[Data items]
▬▬▬
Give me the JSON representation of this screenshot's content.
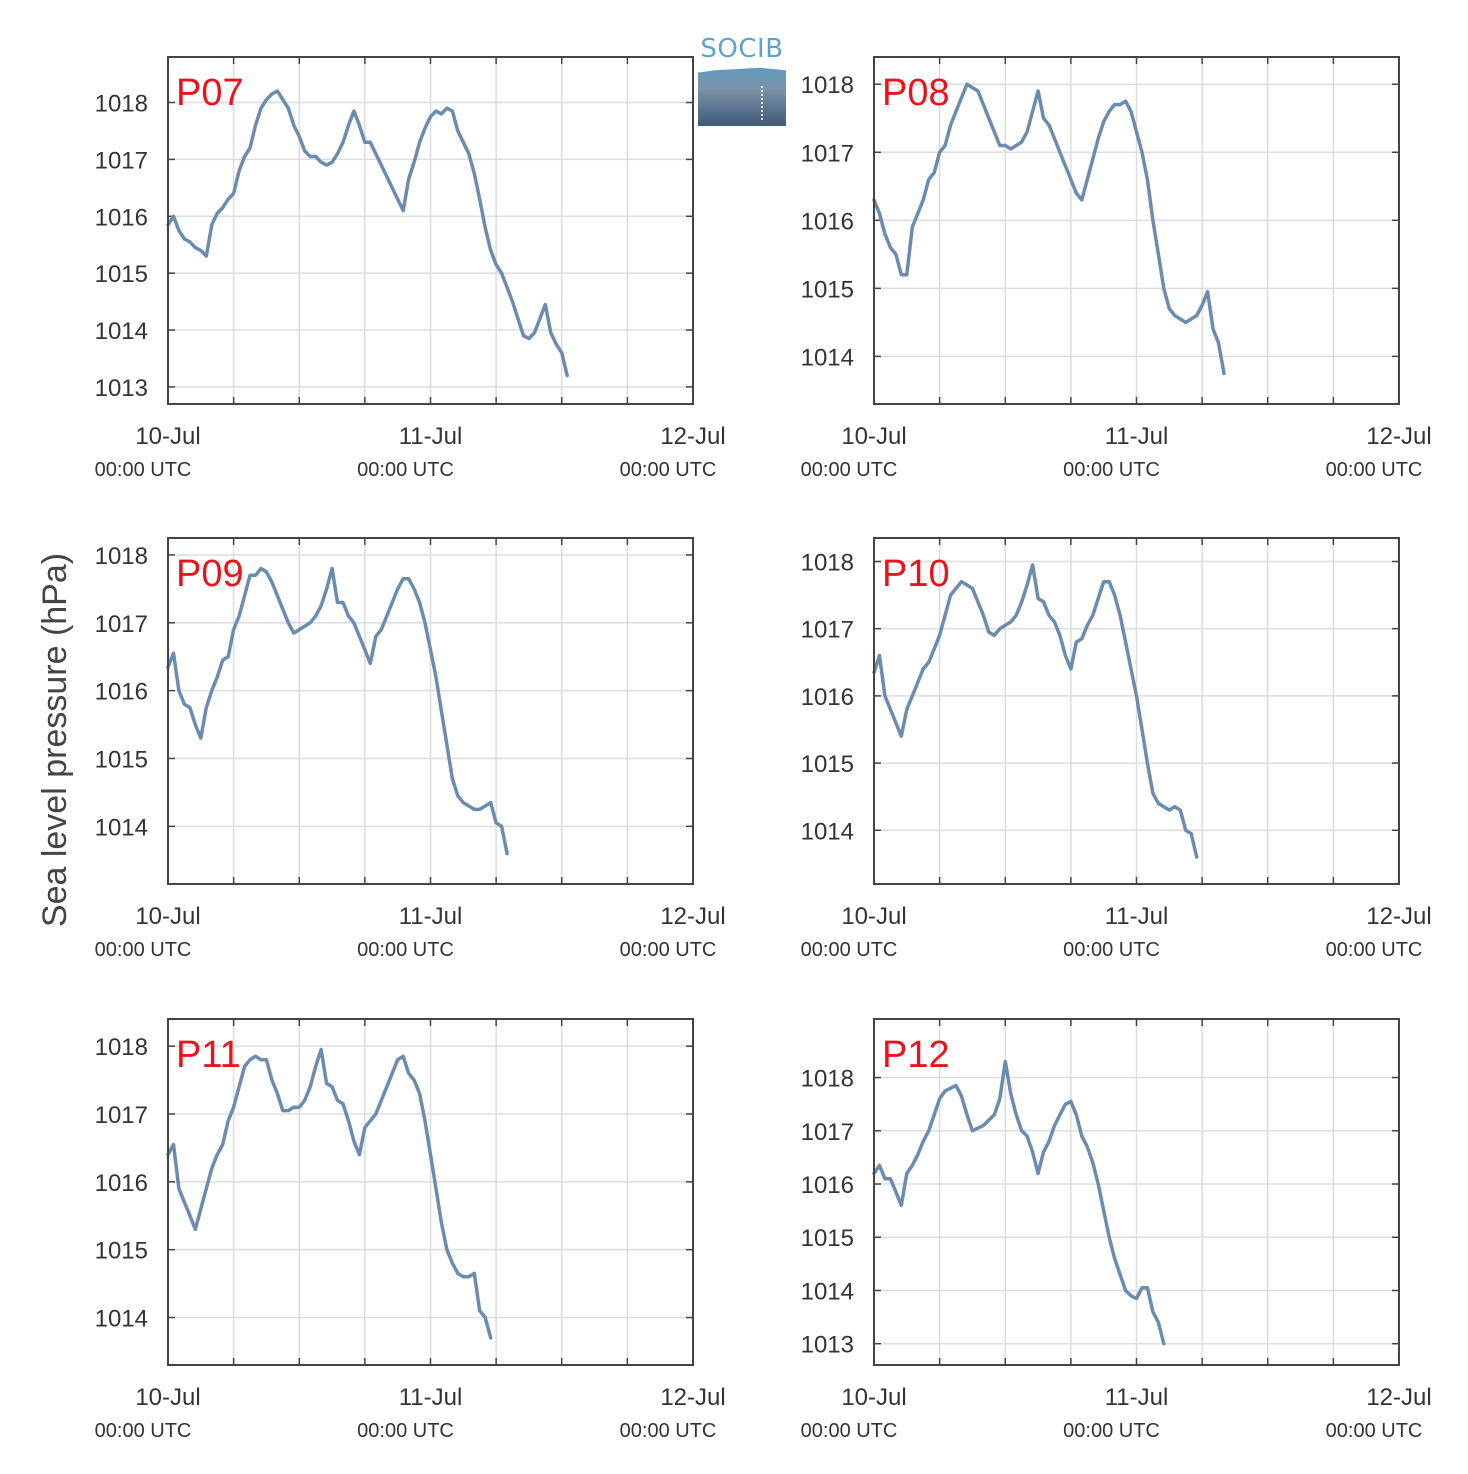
{
  "ylabel": "Sea level pressure (hPa)",
  "logo_text": "SOCIB",
  "x_tick_dates": [
    "10-Jul",
    "11-Jul",
    "12-Jul"
  ],
  "x_tick_times": [
    "00:00 UTC",
    "00:00 UTC",
    "00:00 UTC"
  ],
  "colors": {
    "line": "#6b8cae",
    "label": "#e8141c",
    "frame": "#444444",
    "grid": "#dddddd",
    "text": "#333333"
  },
  "chart_data": [
    {
      "type": "line",
      "station": "P07",
      "xlim": [
        0,
        48
      ],
      "ylim": [
        1012.7,
        1018.8
      ],
      "yticks": [
        1013,
        1014,
        1015,
        1016,
        1017,
        1018
      ],
      "x": [
        0,
        0.5,
        1,
        1.5,
        2,
        2.5,
        3,
        3.5,
        4,
        4.5,
        5,
        5.5,
        6,
        6.5,
        7,
        7.5,
        8,
        8.5,
        9,
        9.5,
        10,
        10.5,
        11,
        11.5,
        12,
        12.5,
        13,
        13.5,
        14,
        14.5,
        15,
        15.5,
        16,
        16.5,
        17,
        17.5,
        18,
        18.5,
        19,
        19.5,
        20,
        20.5,
        21,
        21.5,
        22,
        22.5,
        23,
        23.5,
        24,
        24.5,
        25,
        25.5,
        26,
        26.5,
        27,
        27.5,
        28,
        28.5,
        29,
        29.5,
        30,
        30.5,
        31,
        31.5,
        32,
        32.5,
        33,
        33.5,
        34,
        34.5,
        35,
        35.5,
        36,
        36.5,
        37,
        37.5,
        38,
        38.5,
        39,
        39.5,
        40,
        40.5,
        41,
        41.5,
        42,
        42.5,
        43,
        43.5,
        44,
        44.5,
        45,
        45.5,
        46,
        46.5,
        47,
        47.5,
        48
      ],
      "y": [
        1015.85,
        1016.0,
        1015.75,
        1015.6,
        1015.55,
        1015.45,
        1015.4,
        1015.3,
        1015.85,
        1016.05,
        1016.15,
        1016.3,
        1016.4,
        1016.8,
        1017.05,
        1017.2,
        1017.6,
        1017.9,
        1018.05,
        1018.15,
        1018.2,
        1018.05,
        1017.9,
        1017.6,
        1017.4,
        1017.15,
        1017.05,
        1017.05,
        1016.95,
        1016.9,
        1016.95,
        1017.1,
        1017.3,
        1017.6,
        1017.85,
        1017.6,
        1017.3,
        1017.3,
        1017.1,
        1016.9,
        1016.7,
        1016.5,
        1016.3,
        1016.1,
        1016.65,
        1016.95,
        1017.3,
        1017.55,
        1017.75,
        1017.85,
        1017.8,
        1017.9,
        1017.85,
        1017.5,
        1017.3,
        1017.1,
        1016.75,
        1016.3,
        1015.8,
        1015.4,
        1015.15,
        1015.0,
        1014.75,
        1014.5,
        1014.2,
        1013.9,
        1013.85,
        1013.95,
        1014.2,
        1014.45,
        1013.95,
        1013.75,
        1013.6,
        1013.2,
        null,
        null,
        null,
        null,
        null,
        null,
        null,
        null,
        null,
        null,
        null,
        null,
        null,
        null,
        null,
        null,
        null,
        null,
        null,
        null,
        null,
        null,
        null
      ]
    },
    {
      "type": "line",
      "station": "P08",
      "xlim": [
        0,
        48
      ],
      "ylim": [
        1013.3,
        1018.4
      ],
      "yticks": [
        1014,
        1015,
        1016,
        1017,
        1018
      ],
      "x": [
        0,
        0.5,
        1,
        1.5,
        2,
        2.5,
        3,
        3.5,
        4,
        4.5,
        5,
        5.5,
        6,
        6.5,
        7,
        7.5,
        8,
        8.5,
        9,
        9.5,
        10,
        10.5,
        11,
        11.5,
        12,
        12.5,
        13,
        13.5,
        14,
        14.5,
        15,
        15.5,
        16,
        16.5,
        17,
        17.5,
        18,
        18.5,
        19,
        19.5,
        20,
        20.5,
        21,
        21.5,
        22,
        22.5,
        23,
        23.5,
        24,
        24.5,
        25,
        25.5,
        26,
        26.5,
        27,
        27.5,
        28,
        28.5,
        29,
        29.5,
        30,
        30.5,
        31,
        31.5,
        32,
        32.5,
        33,
        33.5,
        34,
        34.5,
        35,
        35.5,
        36,
        36.5,
        37,
        37.5,
        38,
        38.5,
        39,
        39.5,
        40,
        40.5,
        41,
        41.5,
        42,
        42.5,
        43,
        43.5,
        44,
        44.5,
        45,
        45.5,
        46,
        46.5,
        47,
        47.5,
        48
      ],
      "y": [
        1016.3,
        1016.1,
        1015.8,
        1015.6,
        1015.5,
        1015.2,
        1015.2,
        1015.9,
        1016.1,
        1016.3,
        1016.6,
        1016.7,
        1017.0,
        1017.1,
        1017.4,
        1017.6,
        1017.8,
        1018.0,
        1017.95,
        1017.9,
        1017.7,
        1017.5,
        1017.3,
        1017.1,
        1017.1,
        1017.05,
        1017.1,
        1017.15,
        1017.3,
        1017.6,
        1017.9,
        1017.5,
        1017.4,
        1017.2,
        1017.0,
        1016.8,
        1016.6,
        1016.4,
        1016.3,
        1016.6,
        1016.9,
        1017.2,
        1017.45,
        1017.6,
        1017.7,
        1017.7,
        1017.75,
        1017.6,
        1017.3,
        1017.0,
        1016.6,
        1016.0,
        1015.5,
        1015.0,
        1014.7,
        1014.6,
        1014.55,
        1014.5,
        1014.55,
        1014.6,
        1014.75,
        1014.95,
        1014.4,
        1014.2,
        1013.75,
        null,
        null,
        null,
        null,
        null,
        null,
        null,
        null,
        null,
        null,
        null,
        null,
        null,
        null,
        null,
        null,
        null,
        null,
        null,
        null,
        null,
        null,
        null,
        null,
        null,
        null,
        null,
        null,
        null,
        null,
        null,
        null
      ]
    },
    {
      "type": "line",
      "station": "P09",
      "xlim": [
        0,
        48
      ],
      "ylim": [
        1013.15,
        1018.25
      ],
      "yticks": [
        1014,
        1015,
        1016,
        1017,
        1018
      ],
      "x": [
        0,
        0.5,
        1,
        1.5,
        2,
        2.5,
        3,
        3.5,
        4,
        4.5,
        5,
        5.5,
        6,
        6.5,
        7,
        7.5,
        8,
        8.5,
        9,
        9.5,
        10,
        10.5,
        11,
        11.5,
        12,
        12.5,
        13,
        13.5,
        14,
        14.5,
        15,
        15.5,
        16,
        16.5,
        17,
        17.5,
        18,
        18.5,
        19,
        19.5,
        20,
        20.5,
        21,
        21.5,
        22,
        22.5,
        23,
        23.5,
        24,
        24.5,
        25,
        25.5,
        26,
        26.5,
        27,
        27.5,
        28,
        28.5,
        29,
        29.5,
        30,
        30.5,
        31,
        31.5,
        32,
        32.5,
        33,
        33.5,
        34,
        34.5,
        35,
        35.5,
        36,
        36.5,
        37,
        37.5,
        38,
        38.5,
        39,
        39.5,
        40,
        40.5,
        41,
        41.5,
        42,
        42.5,
        43,
        43.5,
        44,
        44.5,
        45,
        45.5,
        46,
        46.5,
        47,
        47.5,
        48
      ],
      "y": [
        1016.35,
        1016.55,
        1016.0,
        1015.8,
        1015.75,
        1015.5,
        1015.3,
        1015.75,
        1016.0,
        1016.2,
        1016.45,
        1016.5,
        1016.9,
        1017.1,
        1017.4,
        1017.7,
        1017.7,
        1017.8,
        1017.75,
        1017.6,
        1017.4,
        1017.2,
        1017.0,
        1016.85,
        1016.9,
        1016.95,
        1017.0,
        1017.1,
        1017.25,
        1017.5,
        1017.8,
        1017.3,
        1017.3,
        1017.1,
        1017.0,
        1016.8,
        1016.6,
        1016.4,
        1016.8,
        1016.9,
        1017.1,
        1017.3,
        1017.5,
        1017.65,
        1017.65,
        1017.5,
        1017.3,
        1017.0,
        1016.6,
        1016.2,
        1015.7,
        1015.2,
        1014.7,
        1014.45,
        1014.35,
        1014.3,
        1014.25,
        1014.25,
        1014.3,
        1014.35,
        1014.05,
        1014.0,
        1013.6,
        null,
        null,
        null,
        null,
        null,
        null,
        null,
        null,
        null,
        null,
        null,
        null,
        null,
        null,
        null,
        null,
        null,
        null,
        null,
        null,
        null,
        null,
        null,
        null,
        null,
        null,
        null,
        null,
        null,
        null,
        null,
        null,
        null,
        null
      ]
    },
    {
      "type": "line",
      "station": "P10",
      "xlim": [
        0,
        48
      ],
      "ylim": [
        1013.2,
        1018.35
      ],
      "yticks": [
        1014,
        1015,
        1016,
        1017,
        1018
      ],
      "x": [
        0,
        0.5,
        1,
        1.5,
        2,
        2.5,
        3,
        3.5,
        4,
        4.5,
        5,
        5.5,
        6,
        6.5,
        7,
        7.5,
        8,
        8.5,
        9,
        9.5,
        10,
        10.5,
        11,
        11.5,
        12,
        12.5,
        13,
        13.5,
        14,
        14.5,
        15,
        15.5,
        16,
        16.5,
        17,
        17.5,
        18,
        18.5,
        19,
        19.5,
        20,
        20.5,
        21,
        21.5,
        22,
        22.5,
        23,
        23.5,
        24,
        24.5,
        25,
        25.5,
        26,
        26.5,
        27,
        27.5,
        28,
        28.5,
        29,
        29.5,
        30,
        30.5,
        31,
        31.5,
        32,
        32.5,
        33,
        33.5,
        34,
        34.5,
        35,
        35.5,
        36,
        36.5,
        37,
        37.5,
        38,
        38.5,
        39,
        39.5,
        40,
        40.5,
        41,
        41.5,
        42,
        42.5,
        43,
        43.5,
        44,
        44.5,
        45,
        45.5,
        46,
        46.5,
        47,
        47.5,
        48
      ],
      "y": [
        1016.35,
        1016.6,
        1016.0,
        1015.8,
        1015.6,
        1015.4,
        1015.8,
        1016.0,
        1016.2,
        1016.4,
        1016.5,
        1016.7,
        1016.9,
        1017.2,
        1017.5,
        1017.6,
        1017.7,
        1017.65,
        1017.6,
        1017.4,
        1017.2,
        1016.95,
        1016.9,
        1017.0,
        1017.05,
        1017.1,
        1017.2,
        1017.4,
        1017.65,
        1017.95,
        1017.45,
        1017.4,
        1017.2,
        1017.1,
        1016.9,
        1016.6,
        1016.4,
        1016.8,
        1016.85,
        1017.05,
        1017.2,
        1017.45,
        1017.7,
        1017.7,
        1017.5,
        1017.2,
        1016.8,
        1016.4,
        1016.0,
        1015.5,
        1015.0,
        1014.55,
        1014.4,
        1014.35,
        1014.3,
        1014.35,
        1014.3,
        1014.0,
        1013.95,
        1013.6,
        null,
        null,
        null,
        null,
        null,
        null,
        null,
        null,
        null,
        null,
        null,
        null,
        null,
        null,
        null,
        null,
        null,
        null,
        null,
        null,
        null,
        null,
        null,
        null,
        null,
        null,
        null,
        null,
        null,
        null,
        null,
        null,
        null,
        null,
        null,
        null,
        null
      ]
    },
    {
      "type": "line",
      "station": "P11",
      "xlim": [
        0,
        48
      ],
      "ylim": [
        1013.3,
        1018.4
      ],
      "yticks": [
        1014,
        1015,
        1016,
        1017,
        1018
      ],
      "x": [
        0,
        0.5,
        1,
        1.5,
        2,
        2.5,
        3,
        3.5,
        4,
        4.5,
        5,
        5.5,
        6,
        6.5,
        7,
        7.5,
        8,
        8.5,
        9,
        9.5,
        10,
        10.5,
        11,
        11.5,
        12,
        12.5,
        13,
        13.5,
        14,
        14.5,
        15,
        15.5,
        16,
        16.5,
        17,
        17.5,
        18,
        18.5,
        19,
        19.5,
        20,
        20.5,
        21,
        21.5,
        22,
        22.5,
        23,
        23.5,
        24,
        24.5,
        25,
        25.5,
        26,
        26.5,
        27,
        27.5,
        28,
        28.5,
        29,
        29.5,
        30,
        30.5,
        31,
        31.5,
        32,
        32.5,
        33,
        33.5,
        34,
        34.5,
        35,
        35.5,
        36,
        36.5,
        37,
        37.5,
        38,
        38.5,
        39,
        39.5,
        40,
        40.5,
        41,
        41.5,
        42,
        42.5,
        43,
        43.5,
        44,
        44.5,
        45,
        45.5,
        46,
        46.5,
        47,
        47.5,
        48
      ],
      "y": [
        1016.4,
        1016.55,
        1015.9,
        1015.7,
        1015.5,
        1015.3,
        1015.6,
        1015.9,
        1016.2,
        1016.4,
        1016.55,
        1016.9,
        1017.1,
        1017.4,
        1017.7,
        1017.8,
        1017.85,
        1017.8,
        1017.8,
        1017.5,
        1017.3,
        1017.05,
        1017.05,
        1017.1,
        1017.1,
        1017.2,
        1017.4,
        1017.7,
        1017.95,
        1017.45,
        1017.4,
        1017.2,
        1017.15,
        1016.9,
        1016.6,
        1016.4,
        1016.8,
        1016.9,
        1017.0,
        1017.2,
        1017.4,
        1017.6,
        1017.8,
        1017.85,
        1017.6,
        1017.5,
        1017.3,
        1016.9,
        1016.4,
        1015.9,
        1015.4,
        1015.0,
        1014.8,
        1014.65,
        1014.6,
        1014.6,
        1014.65,
        1014.1,
        1014.0,
        1013.7,
        null,
        null,
        null,
        null,
        null,
        null,
        null,
        null,
        null,
        null,
        null,
        null,
        null,
        null,
        null,
        null,
        null,
        null,
        null,
        null,
        null,
        null,
        null,
        null,
        null,
        null,
        null,
        null,
        null,
        null,
        null,
        null,
        null,
        null,
        null,
        null,
        null
      ]
    },
    {
      "type": "line",
      "station": "P12",
      "xlim": [
        0,
        48
      ],
      "ylim": [
        1012.6,
        1019.1
      ],
      "yticks": [
        1013,
        1014,
        1015,
        1016,
        1017,
        1018
      ],
      "x": [
        0,
        0.5,
        1,
        1.5,
        2,
        2.5,
        3,
        3.5,
        4,
        4.5,
        5,
        5.5,
        6,
        6.5,
        7,
        7.5,
        8,
        8.5,
        9,
        9.5,
        10,
        10.5,
        11,
        11.5,
        12,
        12.5,
        13,
        13.5,
        14,
        14.5,
        15,
        15.5,
        16,
        16.5,
        17,
        17.5,
        18,
        18.5,
        19,
        19.5,
        20,
        20.5,
        21,
        21.5,
        22,
        22.5,
        23,
        23.5,
        24,
        24.5,
        25,
        25.5,
        26,
        26.5,
        27,
        27.5,
        28,
        28.5,
        29,
        29.5,
        30,
        30.5,
        31,
        31.5,
        32,
        32.5,
        33,
        33.5,
        34,
        34.5,
        35,
        35.5,
        36,
        36.5,
        37,
        37.5,
        38,
        38.5,
        39,
        39.5,
        40,
        40.5,
        41,
        41.5,
        42,
        42.5,
        43,
        43.5,
        44,
        44.5,
        45,
        45.5,
        46,
        46.5,
        47,
        47.5,
        48
      ],
      "y": [
        1016.2,
        1016.35,
        1016.1,
        1016.1,
        1015.85,
        1015.6,
        1016.2,
        1016.35,
        1016.55,
        1016.8,
        1017.0,
        1017.3,
        1017.6,
        1017.75,
        1017.8,
        1017.85,
        1017.65,
        1017.3,
        1017.0,
        1017.05,
        1017.1,
        1017.2,
        1017.3,
        1017.6,
        1018.3,
        1017.7,
        1017.3,
        1017.0,
        1016.9,
        1016.6,
        1016.2,
        1016.6,
        1016.8,
        1017.1,
        1017.3,
        1017.5,
        1017.55,
        1017.3,
        1016.9,
        1016.7,
        1016.4,
        1016.0,
        1015.5,
        1015.0,
        1014.6,
        1014.3,
        1014.0,
        1013.9,
        1013.85,
        1014.05,
        1014.05,
        1013.6,
        1013.4,
        1013.0,
        null,
        null,
        null,
        null,
        null,
        null,
        null,
        null,
        null,
        null,
        null,
        null,
        null,
        null,
        null,
        null,
        null,
        null,
        null,
        null,
        null,
        null,
        null,
        null,
        null,
        null,
        null,
        null,
        null,
        null,
        null,
        null,
        null,
        null,
        null,
        null,
        null,
        null,
        null,
        null,
        null,
        null,
        null
      ]
    }
  ]
}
▬▬▬
_PROBLEM TO SOLVE_. Tally the lines containing "station". Provide the number without any other words.

_SOLUTION TO THE PROBLEM_. 6